■ **EXERCISE BRIEF**:
Word for word, copy all the data and drop the pictures.

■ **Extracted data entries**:
──────

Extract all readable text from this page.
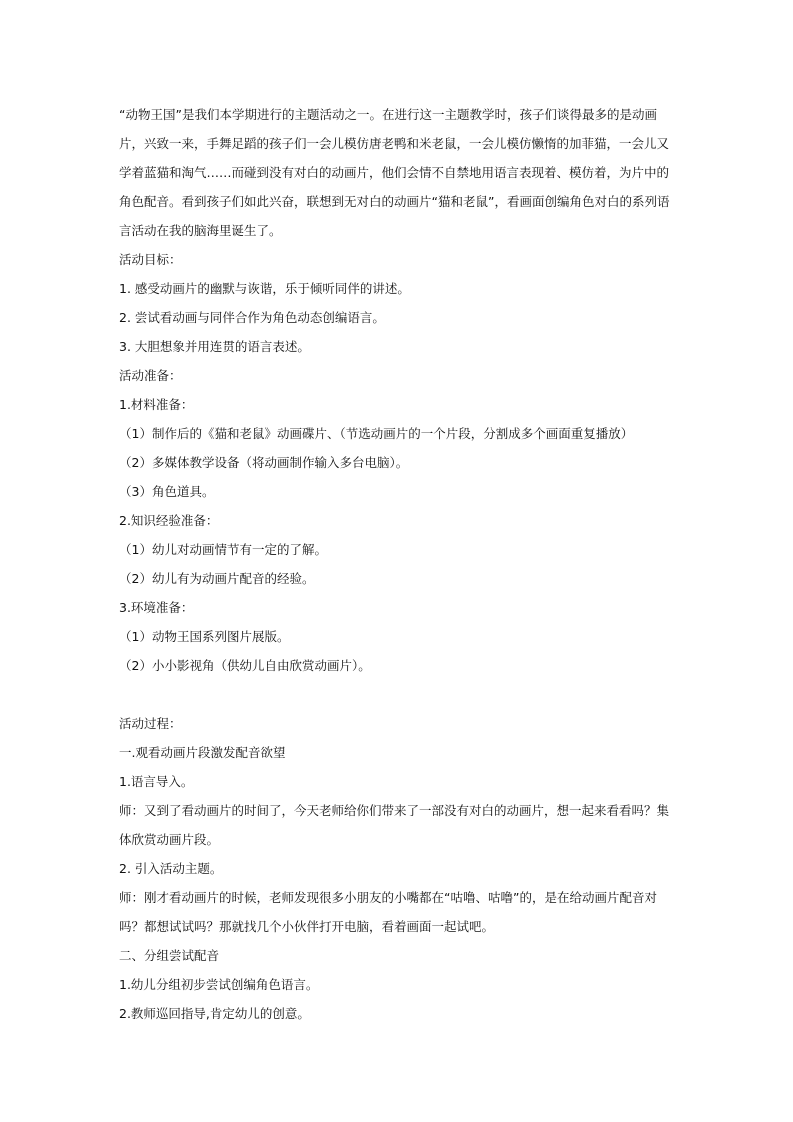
“动物王国”是我们本学期进行的主题活动之一。在进行这一主题教学时，孩子们谈得最多的是动画片，兴致一来，手舞足蹈的孩子们一会儿模仿唐老鸭和米老鼠，一会儿模仿懒惰的加菲猫，一会儿又学着蓝猫和淘气……而碰到没有对白的动画片，他们会情不自禁地用语言表现着、模仿着，为片中的角色配音。看到孩子们如此兴奋，联想到无对白的动画片“猫和老鼠”，看画面创编角色对白的系列语言活动在我的脑海里诞生了。

活动目标：

1. 感受动画片的幽默与诙谐，乐于倾听同伴的讲述。

2. 尝试看动画与同伴合作为角色动态创编语言。

3. 大胆想象并用连贯的语言表述。

活动准备：

1.材料准备：

（1）制作后的《猫和老鼠》动画碟片、（节选动画片的一个片段，分割成多个画面重复播放）

（2）多媒体教学设备（将动画制作输入多台电脑）。

（3）角色道具。

2.知识经验准备：

（1）幼儿对动画情节有一定的了解。

（2）幼儿有为动画片配音的经验。

3.环境准备：

（1）动物王国系列图片展版。

（2）小小影视角（供幼儿自由欣赏动画片）。

活动过程：

一.观看动画片段激发配音欲望

1.语言导入。

师：又到了看动画片的时间了，今天老师给你们带来了一部没有对白的动画片，想一起来看看吗？集体欣赏动画片段。

2. 引入活动主题。

师：刚才看动画片的时候，老师发现很多小朋友的小嘴都在“咕噜、咕噜”的，是在给动画片配音对吗？都想试试吗？那就找几个小伙伴打开电脑，看着画面一起试吧。

二、分组尝试配音

1.幼儿分组初步尝试创编角色语言。

2.教师巡回指导,肯定幼儿的创意。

──────

■ **EXERCISE ANSWER**:
Extract all readable text from this page.
“动物王国”是我们本学期进行的主题活动之一。在进行这一主题教学时，孩子们谈得最多的是动画片，兴致一来，手舞足蹈的孩子们一会儿模仿唐老鸭和米老鼠，一会儿模仿懒惰的加菲猫，一会儿又学着蓝猫和淘气……而碰到没有对白的动画片，他们会情不自禁地用语言表现着、模仿着，为片中的角色配音。看到孩子们如此兴奋，联想到无对白的动画片“猫和老鼠”，看画面创编角色对白的系列语言活动在我的脑海里诞生了。

活动目标：

1. 感受动画片的幽默与诙谐，乐于倾听同伴的讲述。

2. 尝试看动画与同伴合作为角色动态创编语言。

3. 大胆想象并用连贯的语言表述。

活动准备：

1.材料准备：

（1）制作后的《猫和老鼠》动画碟片、（节选动画片的一个片段，分割成多个画面重复播放）

（2）多媒体教学设备（将动画制作输入多台电脑）。

（3）角色道具。

2.知识经验准备：

（1）幼儿对动画情节有一定的了解。

（2）幼儿有为动画片配音的经验。

3.环境准备：

（1）动物王国系列图片展版。

（2）小小影视角（供幼儿自由欣赏动画片）。

活动过程：

一.观看动画片段激发配音欲望

1.语言导入。

师：又到了看动画片的时间了，今天老师给你们带来了一部没有对白的动画片，想一起来看看吗？集体欣赏动画片段。

2. 引入活动主题。

师：刚才看动画片的时候，老师发现很多小朋友的小嘴都在“咕噜、咕噜”的，是在给动画片配音对吗？都想试试吗？那就找几个小伙伴打开电脑，看着画面一起试吧。

二、分组尝试配音

1.幼儿分组初步尝试创编角色语言。

2.教师巡回指导,肯定幼儿的创意。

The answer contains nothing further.